→ **Aim of the exercise**: Copy out each line of the data that holds the string "text".

→ **Data**:
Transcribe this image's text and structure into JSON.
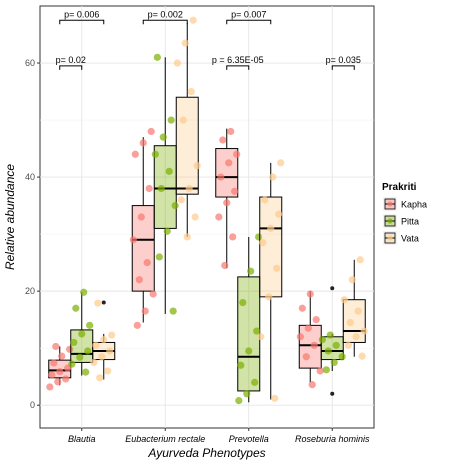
{
  "chart_data": {
    "type": "boxplot",
    "xlabel": "Ayurveda Phenotypes",
    "ylabel": "Relative abundance",
    "ylim": [
      -4,
      70
    ],
    "yticks": [
      0,
      20,
      40,
      60
    ],
    "grid": true,
    "legend_title": "Prakriti",
    "legend_position": "right",
    "categories": [
      "Blautia",
      "Eubacterium  rectale",
      "Prevotella",
      "Roseburia  hominis"
    ],
    "series": [
      {
        "name": "Kapha",
        "fill": "#f8766d",
        "boxes": [
          {
            "q1": 4.8,
            "median": 6.1,
            "q3": 7.9,
            "whisker_low": 3.5,
            "whisker_high": 10.3,
            "outliers": [],
            "points": [
              3.2,
              4.1,
              4.6,
              5.3,
              5.9,
              6.5,
              7.4,
              8.6,
              9.8,
              10.3
            ]
          },
          {
            "q1": 20.0,
            "median": 29.0,
            "q3": 35.0,
            "whisker_low": 14.5,
            "whisker_high": 47.0,
            "outliers": [],
            "points": [
              14.0,
              16.5,
              19.5,
              22.0,
              25.0,
              29.0,
              33.0,
              38.0,
              44.0,
              46.0,
              48.0
            ]
          },
          {
            "q1": 36.5,
            "median": 40.0,
            "q3": 45.0,
            "whisker_low": 24.0,
            "whisker_high": 48.5,
            "outliers": [],
            "points": [
              24.5,
              29.5,
              33.0,
              35.5,
              37.5,
              40.0,
              42.5,
              44.0,
              46.5,
              48.0
            ]
          },
          {
            "q1": 6.5,
            "median": 10.5,
            "q3": 14.0,
            "whisker_low": 4.0,
            "whisker_high": 20.0,
            "outliers": [],
            "points": [
              3.6,
              6.0,
              8.5,
              10.5,
              12.0,
              13.5,
              15.0,
              17.0,
              19.5
            ]
          }
        ]
      },
      {
        "name": "Pitta",
        "fill": "#7cae00",
        "boxes": [
          {
            "q1": 7.5,
            "median": 9.0,
            "q3": 13.2,
            "whisker_low": 5.2,
            "whisker_high": 19.8,
            "outliers": [],
            "points": [
              5.8,
              7.2,
              8.4,
              9.5,
              11.0,
              12.5,
              14.0,
              17.0,
              19.8
            ]
          },
          {
            "q1": 31.0,
            "median": 38.0,
            "q3": 45.5,
            "whisker_low": 16.0,
            "whisker_high": 61.0,
            "outliers": [],
            "points": [
              16.5,
              26.0,
              30.5,
              35.0,
              38.0,
              41.0,
              44.0,
              47.0,
              50.0,
              61.0
            ]
          },
          {
            "q1": 2.5,
            "median": 8.5,
            "q3": 22.5,
            "whisker_low": 0.5,
            "whisker_high": 29.5,
            "outliers": [],
            "points": [
              0.8,
              2.0,
              4.0,
              7.0,
              9.5,
              13.0,
              18.0,
              23.5,
              29.5
            ]
          },
          {
            "q1": 8.0,
            "median": 9.5,
            "q3": 12.0,
            "whisker_low": 6.0,
            "whisker_high": 12.5,
            "outliers": [
              2.0,
              20.5
            ],
            "points": [
              6.2,
              7.5,
              8.5,
              9.5,
              10.5,
              11.5,
              12.3
            ]
          }
        ]
      },
      {
        "name": "Vata",
        "fill": "#fdcb8c",
        "boxes": [
          {
            "q1": 8.0,
            "median": 9.5,
            "q3": 11.0,
            "whisker_low": 4.5,
            "whisker_high": 12.5,
            "outliers": [
              18.0
            ],
            "points": [
              4.8,
              6.0,
              7.5,
              8.5,
              9.5,
              10.5,
              11.5,
              12.3,
              17.9
            ]
          },
          {
            "q1": 37.0,
            "median": 38.0,
            "q3": 54.0,
            "whisker_low": 29.5,
            "whisker_high": 67.0,
            "outliers": [],
            "points": [
              29.5,
              33.0,
              36.0,
              38.0,
              42.0,
              50.0,
              55.0,
              60.0,
              63.5,
              67.5
            ]
          },
          {
            "q1": 19.0,
            "median": 31.0,
            "q3": 36.5,
            "whisker_low": 1.0,
            "whisker_high": 42.5,
            "outliers": [],
            "points": [
              1.2,
              12.0,
              19.0,
              24.0,
              28.5,
              31.0,
              33.5,
              36.0,
              40.0,
              42.5
            ]
          },
          {
            "q1": 11.0,
            "median": 13.0,
            "q3": 18.5,
            "whisker_low": 8.5,
            "whisker_high": 25.5,
            "outliers": [],
            "points": [
              8.6,
              10.5,
              12.0,
              13.0,
              14.5,
              16.5,
              18.5,
              22.0,
              25.5
            ]
          }
        ]
      }
    ],
    "annotations": [
      {
        "text": "p= 0.006",
        "category": 0,
        "from_series": 0,
        "to_series": 2,
        "y": 67.5
      },
      {
        "text": "p= 0.02",
        "category": 0,
        "from_series": 0,
        "to_series": 1,
        "y": 59.5
      },
      {
        "text": "p= 0.002",
        "category": 1,
        "from_series": 0,
        "to_series": 2,
        "y": 67.5
      },
      {
        "text": "p= 0.007",
        "category": 2,
        "from_series": 0,
        "to_series": 2,
        "y": 67.5
      },
      {
        "text": "p = 6.35E-05",
        "category": 2,
        "from_series": 0,
        "to_series": 1,
        "y": 59.5
      },
      {
        "text": "p= 0.035",
        "category": 3,
        "from_series": 1,
        "to_series": 2,
        "y": 59.5
      }
    ]
  }
}
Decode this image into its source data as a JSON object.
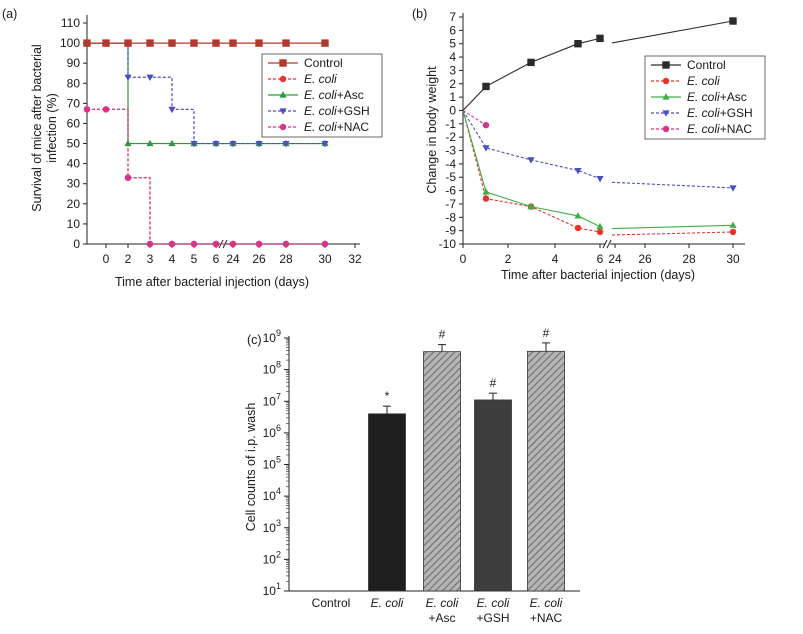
{
  "figure": {
    "panels": [
      "(a)",
      "(b)",
      "(c)"
    ]
  },
  "colors": {
    "control": "#2b2b2b",
    "ecoli": "#e8322a",
    "asc": "#2e9a3c",
    "gsh": "#4a4fc1",
    "nac": "#d6338a",
    "bar_dark": "#222222",
    "bar_hatch": "#8a8a8a"
  },
  "chart_data": [
    {
      "panel": "(a)",
      "type": "line",
      "step": true,
      "xlabel": "Time after bacterial injection (days)",
      "ylabel": "Survival of mice after bacterial infection (%)",
      "ylabel_lines": [
        "Survival of mice after bacterial",
        "infection (%)"
      ],
      "xlim": [
        -2,
        32
      ],
      "x_break": [
        6,
        24
      ],
      "xticks": [
        "0",
        "2",
        "3",
        "4",
        "5",
        "6",
        "24",
        "26",
        "28",
        "30",
        "32"
      ],
      "yticks": [
        "0",
        "10",
        "20",
        "30",
        "40",
        "50",
        "60",
        "70",
        "80",
        "90",
        "100",
        "110"
      ],
      "ylim": [
        0,
        110
      ],
      "legend_position": "right",
      "series": [
        {
          "name": "Control",
          "prefix": "",
          "suffix": "Control",
          "marker": "square",
          "dash": false,
          "color": "#b03a2e",
          "x": [
            -2,
            0,
            2,
            3,
            4,
            5,
            6,
            24,
            26,
            28,
            30
          ],
          "y": [
            100,
            100,
            100,
            100,
            100,
            100,
            100,
            100,
            100,
            100,
            100
          ]
        },
        {
          "name": "E. coli",
          "prefix": "E. coli",
          "suffix": "",
          "marker": "circle",
          "dash": true,
          "color": "#e8322a",
          "x": [
            -2,
            0,
            2,
            3,
            4,
            5,
            6,
            24,
            26,
            28,
            30
          ],
          "y": [
            67,
            67,
            33,
            0,
            0,
            0,
            0,
            0,
            0,
            0,
            0
          ]
        },
        {
          "name": "E. coli+Asc",
          "prefix": "E. coli",
          "suffix": "+Asc",
          "marker": "triangle",
          "dash": false,
          "color": "#2e9a3c",
          "x": [
            -2,
            0,
            2,
            3,
            4,
            5,
            6,
            24,
            26,
            28,
            30
          ],
          "y": [
            100,
            100,
            50,
            50,
            50,
            50,
            50,
            50,
            50,
            50,
            50
          ]
        },
        {
          "name": "E. coli+GSH",
          "prefix": "E. coli",
          "suffix": "+GSH",
          "marker": "triangle-down",
          "dash": true,
          "color": "#4a4fc1",
          "x": [
            -2,
            0,
            2,
            3,
            4,
            5,
            6,
            24,
            26,
            28,
            30
          ],
          "y": [
            100,
            100,
            83,
            83,
            67,
            50,
            50,
            50,
            50,
            50,
            50
          ]
        },
        {
          "name": "E. coli+NAC",
          "prefix": "E. coli",
          "suffix": "+NAC",
          "marker": "circle",
          "dash": true,
          "color": "#d6338a",
          "x": [
            -2,
            0,
            2,
            3,
            4,
            5,
            6,
            24,
            26,
            28,
            30
          ],
          "y": [
            67,
            67,
            33,
            0,
            0,
            0,
            0,
            0,
            0,
            0,
            0
          ]
        }
      ]
    },
    {
      "panel": "(b)",
      "type": "line",
      "xlabel": "Time after bacterial injection (days)",
      "ylabel": "Change in body weight",
      "xlim": [
        0,
        30
      ],
      "x_break": [
        6,
        24
      ],
      "xticks": [
        "0",
        "2",
        "4",
        "6",
        "24",
        "26",
        "28",
        "30"
      ],
      "yticks": [
        "-10",
        "-9",
        "-8",
        "-7",
        "-6",
        "-5",
        "-4",
        "-3",
        "-2",
        "-1",
        "0",
        "1",
        "2",
        "3",
        "4",
        "5",
        "6",
        "7"
      ],
      "ylim": [
        -10,
        7
      ],
      "legend_position": "right",
      "series": [
        {
          "name": "Control",
          "prefix": "",
          "suffix": "Control",
          "marker": "square",
          "dash": false,
          "color": "#2b2b2b",
          "x": [
            0,
            1,
            3,
            5,
            6,
            30
          ],
          "y": [
            0,
            1.8,
            3.6,
            5.0,
            5.4,
            6.7
          ]
        },
        {
          "name": "E. coli",
          "prefix": "E. coli",
          "suffix": "",
          "marker": "circle",
          "dash": true,
          "color": "#e8322a",
          "x": [
            0,
            1,
            3,
            5,
            6,
            30
          ],
          "y": [
            0,
            -6.6,
            -7.2,
            -8.8,
            -9.1,
            -9.1
          ]
        },
        {
          "name": "E. coli+Asc",
          "prefix": "E. coli",
          "suffix": "+Asc",
          "marker": "triangle",
          "dash": false,
          "color": "#3fae47",
          "x": [
            0,
            1,
            3,
            5,
            6,
            30
          ],
          "y": [
            0,
            -6.1,
            -7.2,
            -7.9,
            -8.7,
            -8.6
          ]
        },
        {
          "name": "E. coli+GSH",
          "prefix": "E. coli",
          "suffix": "+GSH",
          "marker": "triangle-down",
          "dash": true,
          "color": "#4a4fc1",
          "x": [
            0,
            1,
            3,
            5,
            6,
            30
          ],
          "y": [
            0,
            -2.8,
            -3.7,
            -4.5,
            -5.1,
            -5.8
          ]
        },
        {
          "name": "E. coli+NAC",
          "prefix": "E. coli",
          "suffix": "+NAC",
          "marker": "circle",
          "dash": true,
          "color": "#d6338a",
          "x": [
            0,
            1
          ],
          "y": [
            0,
            -1.1
          ]
        }
      ]
    },
    {
      "panel": "(c)",
      "type": "bar",
      "yscale": "log",
      "ylabel": "Cell counts of i.p. wash",
      "ylim_exp": [
        1,
        9
      ],
      "ytick_base": "10",
      "ytick_exps": [
        "1",
        "2",
        "3",
        "4",
        "5",
        "6",
        "7",
        "8",
        "9"
      ],
      "categories": [
        {
          "line1": "Control",
          "italic": false,
          "line2": ""
        },
        {
          "line1": "E. coli",
          "italic": true,
          "line2": ""
        },
        {
          "line1": "E. coli",
          "italic": true,
          "line2": "+Asc"
        },
        {
          "line1": "E. coli",
          "italic": true,
          "line2": "+GSH"
        },
        {
          "line1": "E. coli",
          "italic": true,
          "line2": "+NAC"
        }
      ],
      "values": [
        null,
        4000000,
        370000000,
        11000000,
        380000000
      ],
      "errors_upper": [
        null,
        7000000,
        620000000,
        18000000,
        700000000
      ],
      "fills": [
        "none",
        "solid",
        "hatch",
        "solid-dark",
        "hatch"
      ],
      "annotations": [
        "",
        "*",
        "#",
        "#",
        "#"
      ]
    }
  ]
}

→ **Answer to the problem**:
Transcribe this image's text and structure into JSON.
        "text": "p= 0.006",
        "text": "p= 0.02",
        "text": "p= 0.002",
        "text": "p= 0.007",
        "text": "p = 6.35E-05",
        "text": "p= 0.035",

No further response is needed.